* **Work to complete**
Images do not belong in the copy. Retype all the entries below exactly.

* **The records**
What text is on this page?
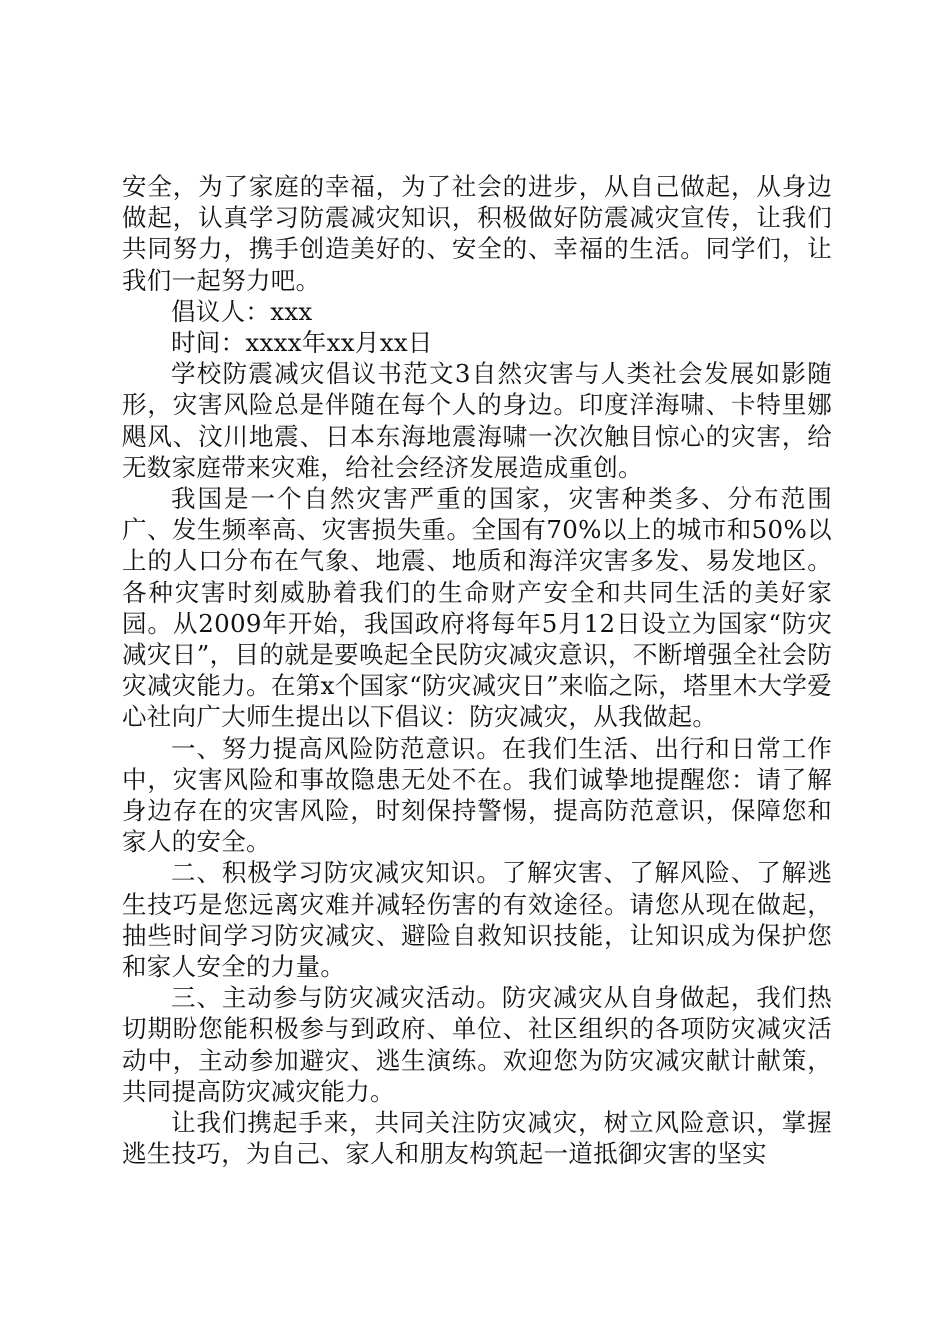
安全，为了家庭的幸福，为了社会的进步，从自己做起，从身边做起，认真学习防震减灾知识，积极做好防震减灾宣传，让我们共同努力，携手创造美好的、安全的、幸福的生活。同学们，让我们一起努力吧。

倡议人：xxx

时间：xxxx年xx月xx日

学校防震减灾倡议书范文3自然灾害与人类社会发展如影随形，灾害风险总是伴随在每个人的身边。印度洋海啸、卡特里娜飓风、汶川地震、日本东海地震海啸一次次触目惊心的灾害，给无数家庭带来灾难，给社会经济发展造成重创。

我国是一个自然灾害严重的国家，灾害种类多、分布范围广、发生频率高、灾害损失重。全国有70%以上的城市和50%以上的人口分布在气象、地震、地质和海洋灾害多发、易发地区。各种灾害时刻威胁着我们的生命财产安全和共同生活的美好家园。从2009年开始，我国政府将每年5月12日设立为国家“防灾减灾日”，目的就是要唤起全民防灾减灾意识，不断增强全社会防灾减灾能力。在第x个国家“防灾减灾日”来临之际，塔里木大学爱心社向广大师生提出以下倡议：防灾减灾，从我做起。

一、努力提高风险防范意识。在我们生活、出行和日常工作中，灾害风险和事故隐患无处不在。我们诚挚地提醒您：请了解身边存在的灾害风险，时刻保持警惕，提高防范意识，保障您和家人的安全。

二、积极学习防灾减灾知识。了解灾害、了解风险、了解逃生技巧是您远离灾难并减轻伤害的有效途径。请您从现在做起，抽些时间学习防灾减灾、避险自救知识技能，让知识成为保护您和家人安全的力量。

三、主动参与防灾减灾活动。防灾减灾从自身做起，我们热切期盼您能积极参与到政府、单位、社区组织的各项防灾减灾活动中，主动参加避灾、逃生演练。欢迎您为防灾减灾献计献策，共同提高防灾减灾能力。

让我们携起手来，共同关注防灾减灾，树立风险意识，掌握逃生技巧，为自己、家人和朋友构筑起一道抵御灾害的坚实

* **Result of this task**
What text is on this page?
安全，为了家庭的幸福，为了社会的进步，从自己做起，从身边做起，认真学习防震减灾知识，积极做好防震减灾宣传，让我们共同努力，携手创造美好的、安全的、幸福的生活。同学们，让我们一起努力吧。

倡议人：xxx

时间：xxxx年xx月xx日

学校防震减灾倡议书范文3自然灾害与人类社会发展如影随形，灾害风险总是伴随在每个人的身边。印度洋海啸、卡特里娜飓风、汶川地震、日本东海地震海啸一次次触目惊心的灾害，给无数家庭带来灾难，给社会经济发展造成重创。

我国是一个自然灾害严重的国家，灾害种类多、分布范围广、发生频率高、灾害损失重。全国有70%以上的城市和50%以上的人口分布在气象、地震、地质和海洋灾害多发、易发地区。各种灾害时刻威胁着我们的生命财产安全和共同生活的美好家园。从2009年开始，我国政府将每年5月12日设立为国家“防灾减灾日”，目的就是要唤起全民防灾减灾意识，不断增强全社会防灾减灾能力。在第x个国家“防灾减灾日”来临之际，塔里木大学爱心社向广大师生提出以下倡议：防灾减灾，从我做起。

一、努力提高风险防范意识。在我们生活、出行和日常工作中，灾害风险和事故隐患无处不在。我们诚挚地提醒您：请了解身边存在的灾害风险，时刻保持警惕，提高防范意识，保障您和家人的安全。

二、积极学习防灾减灾知识。了解灾害、了解风险、了解逃生技巧是您远离灾难并减轻伤害的有效途径。请您从现在做起，抽些时间学习防灾减灾、避险自救知识技能，让知识成为保护您和家人安全的力量。

三、主动参与防灾减灾活动。防灾减灾从自身做起，我们热切期盼您能积极参与到政府、单位、社区组织的各项防灾减灾活动中，主动参加避灾、逃生演练。欢迎您为防灾减灾献计献策，共同提高防灾减灾能力。

让我们携起手来，共同关注防灾减灾，树立风险意识，掌握逃生技巧，为自己、家人和朋友构筑起一道抵御灾害的坚实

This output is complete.